TASK INSTRUCTIONS »
Leaving the pictures aside, repeat every line below exactly.

(Saved entries)
=== Begin Enclosure ===
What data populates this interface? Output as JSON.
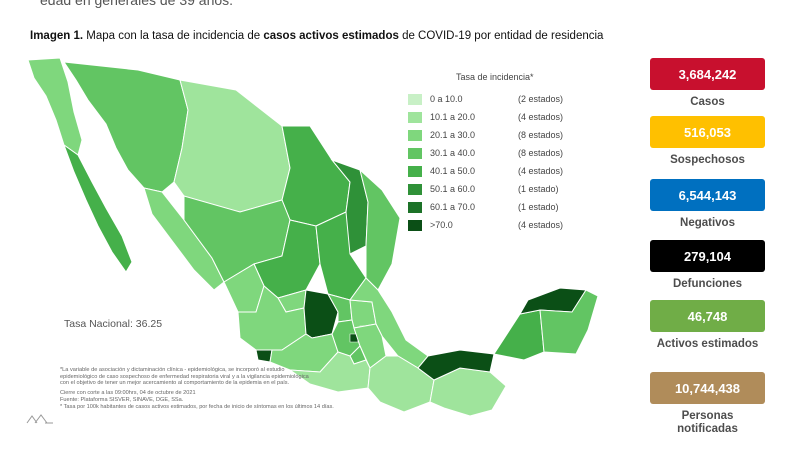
{
  "header_cut_text": "edad en generales de 39 años.",
  "caption": {
    "prefix": "Imagen 1.",
    "part1": " Mapa con la tasa de incidencia de ",
    "bold": "casos activos estimados",
    "part2": " de COVID-19 por entidad de residencia"
  },
  "legend": {
    "title": "Tasa de incidencia*",
    "items": [
      {
        "range": "0   a  10.0",
        "count": "(2 estados)",
        "color": "#c8f0c6"
      },
      {
        "range": "10.1  a  20.0",
        "count": "(4 estados)",
        "color": "#9fe49c"
      },
      {
        "range": "20.1  a  30.0",
        "count": "(8 estados)",
        "color": "#7fd77d"
      },
      {
        "range": "30.1  a  40.0",
        "count": "(8 estados)",
        "color": "#62c563"
      },
      {
        "range": "40.1  a  50.0",
        "count": "(4 estados)",
        "color": "#45b04a"
      },
      {
        "range": "50.1  a  60.0",
        "count": "(1 estado)",
        "color": "#2f9138"
      },
      {
        "range": "60.1  a  70.0",
        "count": "(1 estado)",
        "color": "#1c7228"
      },
      {
        "range": ">70.0",
        "count": "(4 estados)",
        "color": "#0b4f16"
      }
    ]
  },
  "national_rate": "Tasa Nacional: 36.25",
  "footnotes": [
    "*La variable de asociación y dictaminación clínica - epidemiológica, se incorporó al estudio",
    "epidemiológico de caso sospechoso de enfermedad respiratoria viral y a la vigilancia epidemiológica",
    "con el objetivo de tener un mejor acercamiento al comportamiento de la epidemia en el país.",
    "Cierre con corte a las 09:00hrs, 04 de octubre de 2021",
    "Fuente: Plataforma SISVER, SINAVE, DGE, SSa.",
    "* Tasa por 100k habitantes de casos activos estimados, por fecha de inicio de síntomas en los últimos 14 días."
  ],
  "stats": [
    {
      "value": "3,684,242",
      "label": "Casos",
      "color": "#c8102e",
      "text_color": "#ffffff"
    },
    {
      "value": "516,053",
      "label": "Sospechosos",
      "color": "#ffc000",
      "text_color": "#ffffff"
    },
    {
      "value": "6,544,143",
      "label": "Negativos",
      "color": "#0070c0",
      "text_color": "#ffffff"
    },
    {
      "value": "279,104",
      "label": "Defunciones",
      "color": "#000000",
      "text_color": "#ffffff"
    },
    {
      "value": "46,748",
      "label": "Activos estimados",
      "color": "#70ad47",
      "text_color": "#ffffff"
    },
    {
      "value": "10,744,438",
      "label": "Personas notificadas",
      "color": "#b08c5a",
      "text_color": "#ffffff"
    }
  ]
}
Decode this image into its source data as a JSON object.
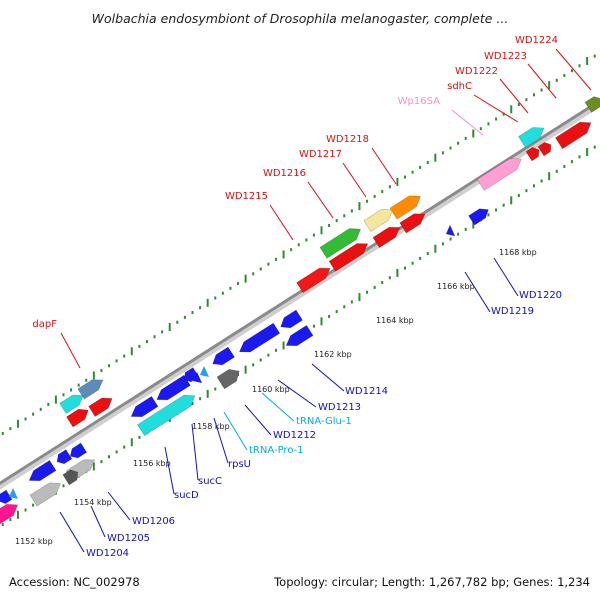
{
  "title": "Wolbachia endosymbiont of Drosophila melanogaster, complete ...",
  "footer": {
    "accession": "Accession: NC_002978",
    "summary": "Topology: circular; Length: 1,267,782 bp; Genes: 1,234"
  },
  "colors": {
    "backbone": "#8a8a8a",
    "tick_dot": "#2e8b2e",
    "label_red": "#e01010",
    "label_blue": "#1010cc",
    "label_cyan": "#00aee0",
    "label_pink": "#ff8ccf"
  },
  "scale_ticks": [
    "1152 kbp",
    "1154 kbp",
    "1156 kbp",
    "1158 kbp",
    "1160 kbp",
    "1162 kbp",
    "1164 kbp",
    "1166 kbp",
    "1168 kbp"
  ],
  "top_labels": [
    {
      "text": "WD1224",
      "color": "red"
    },
    {
      "text": "WD1223",
      "color": "red"
    },
    {
      "text": "WD1222",
      "color": "red"
    },
    {
      "text": "sdhC",
      "color": "red"
    },
    {
      "text": "Wp16SA",
      "color": "pink"
    },
    {
      "text": "WD1218",
      "color": "red"
    },
    {
      "text": "WD1217",
      "color": "red"
    },
    {
      "text": "WD1216",
      "color": "red"
    },
    {
      "text": "WD1215",
      "color": "red"
    },
    {
      "text": "dapF",
      "color": "red"
    }
  ],
  "bottom_labels": [
    {
      "text": "WD1220",
      "color": "blue"
    },
    {
      "text": "WD1219",
      "color": "blue"
    },
    {
      "text": "WD1214",
      "color": "blue"
    },
    {
      "text": "WD1213",
      "color": "blue"
    },
    {
      "text": "tRNA-Glu-1",
      "color": "cyan"
    },
    {
      "text": "WD1212",
      "color": "blue"
    },
    {
      "text": "tRNA-Pro-1",
      "color": "cyan"
    },
    {
      "text": "rpsU",
      "color": "blue"
    },
    {
      "text": "sucC",
      "color": "blue"
    },
    {
      "text": "sucD",
      "color": "blue"
    },
    {
      "text": "WD1206",
      "color": "blue"
    },
    {
      "text": "WD1205",
      "color": "blue"
    },
    {
      "text": "WD1204",
      "color": "blue"
    }
  ]
}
=== End Enclosure ===
TASK OUTPUT »
What data populates this interface? Output as JSON.
{
  "header_cut_text": "edad en generales de 39 años.",
  "caption": {
    "prefix": "Imagen 1.",
    "part1": " Mapa con la tasa de incidencia de ",
    "bold": "casos activos estimados",
    "part2": " de COVID-19 por entidad de residencia"
  },
  "legend": {
    "title": "Tasa de incidencia*",
    "items": [
      {
        "range": "0   a  10.0",
        "count": "(2 estados)",
        "color": "#c8f0c6"
      },
      {
        "range": "10.1  a  20.0",
        "count": "(4 estados)",
        "color": "#9fe49c"
      },
      {
        "range": "20.1  a  30.0",
        "count": "(8 estados)",
        "color": "#7fd77d"
      },
      {
        "range": "30.1  a  40.0",
        "count": "(8 estados)",
        "color": "#62c563"
      },
      {
        "range": "40.1  a  50.0",
        "count": "(4 estados)",
        "color": "#45b04a"
      },
      {
        "range": "50.1  a  60.0",
        "count": "(1 estado)",
        "color": "#2f9138"
      },
      {
        "range": "60.1  a  70.0",
        "count": "(1 estado)",
        "color": "#1c7228"
      },
      {
        "range": ">70.0",
        "count": "(4 estados)",
        "color": "#0b4f16"
      }
    ]
  },
  "national_rate": "Tasa Nacional: 36.25",
  "footnotes": [
    "*La variable de asociación y dictaminación clínica - epidemiológica, se incorporó al estudio",
    "epidemiológico de caso sospechoso de enfermedad respiratoria viral y a la vigilancia epidemiológica",
    "con el objetivo de tener un mejor acercamiento al comportamiento de la epidemia en el país.",
    "Cierre con corte a las 09:00hrs, 04 de octubre de 2021",
    "Fuente: Plataforma SISVER, SINAVE, DGE, SSa.",
    "* Tasa por 100k habitantes de casos activos estimados, por fecha de inicio de síntomas en los últimos 14 días."
  ],
  "stats": [
    {
      "value": "3,684,242",
      "label": "Casos",
      "color": "#c8102e",
      "text_color": "#ffffff"
    },
    {
      "value": "516,053",
      "label": "Sospechosos",
      "color": "#ffc000",
      "text_color": "#ffffff"
    },
    {
      "value": "6,544,143",
      "label": "Negativos",
      "color": "#0070c0",
      "text_color": "#ffffff"
    },
    {
      "value": "279,104",
      "label": "Defunciones",
      "color": "#000000",
      "text_color": "#ffffff"
    },
    {
      "value": "46,748",
      "label": "Activos estimados",
      "color": "#70ad47",
      "text_color": "#ffffff"
    },
    {
      "value": "10,744,438",
      "label": "Personas notificadas",
      "color": "#b08c5a",
      "text_color": "#ffffff"
    }
  ]
}
Decode this image into its source data as a JSON object.
{
  "title": "Wolbachia endosymbiont of Drosophila melanogaster, complete ...",
  "footer": {
    "accession": "Accession: NC_002978",
    "summary": "Topology: circular; Length: 1,267,782 bp; Genes: 1,234"
  },
  "colors": {
    "backbone": "#8a8a8a",
    "tick_dot": "#2e8b2e",
    "label_red": "#e01010",
    "label_blue": "#1010cc",
    "label_cyan": "#00aee0",
    "label_pink": "#ff8ccf"
  },
  "scale_ticks": [
    "1152 kbp",
    "1154 kbp",
    "1156 kbp",
    "1158 kbp",
    "1160 kbp",
    "1162 kbp",
    "1164 kbp",
    "1166 kbp",
    "1168 kbp"
  ],
  "top_labels": [
    {
      "text": "WD1224",
      "color": "red"
    },
    {
      "text": "WD1223",
      "color": "red"
    },
    {
      "text": "WD1222",
      "color": "red"
    },
    {
      "text": "sdhC",
      "color": "red"
    },
    {
      "text": "Wp16SA",
      "color": "pink"
    },
    {
      "text": "WD1218",
      "color": "red"
    },
    {
      "text": "WD1217",
      "color": "red"
    },
    {
      "text": "WD1216",
      "color": "red"
    },
    {
      "text": "WD1215",
      "color": "red"
    },
    {
      "text": "dapF",
      "color": "red"
    }
  ],
  "bottom_labels": [
    {
      "text": "WD1220",
      "color": "blue"
    },
    {
      "text": "WD1219",
      "color": "blue"
    },
    {
      "text": "WD1214",
      "color": "blue"
    },
    {
      "text": "WD1213",
      "color": "blue"
    },
    {
      "text": "tRNA-Glu-1",
      "color": "cyan"
    },
    {
      "text": "WD1212",
      "color": "blue"
    },
    {
      "text": "tRNA-Pro-1",
      "color": "cyan"
    },
    {
      "text": "rpsU",
      "color": "blue"
    },
    {
      "text": "sucC",
      "color": "blue"
    },
    {
      "text": "sucD",
      "color": "blue"
    },
    {
      "text": "WD1206",
      "color": "blue"
    },
    {
      "text": "WD1205",
      "color": "blue"
    },
    {
      "text": "WD1204",
      "color": "blue"
    }
  ]
}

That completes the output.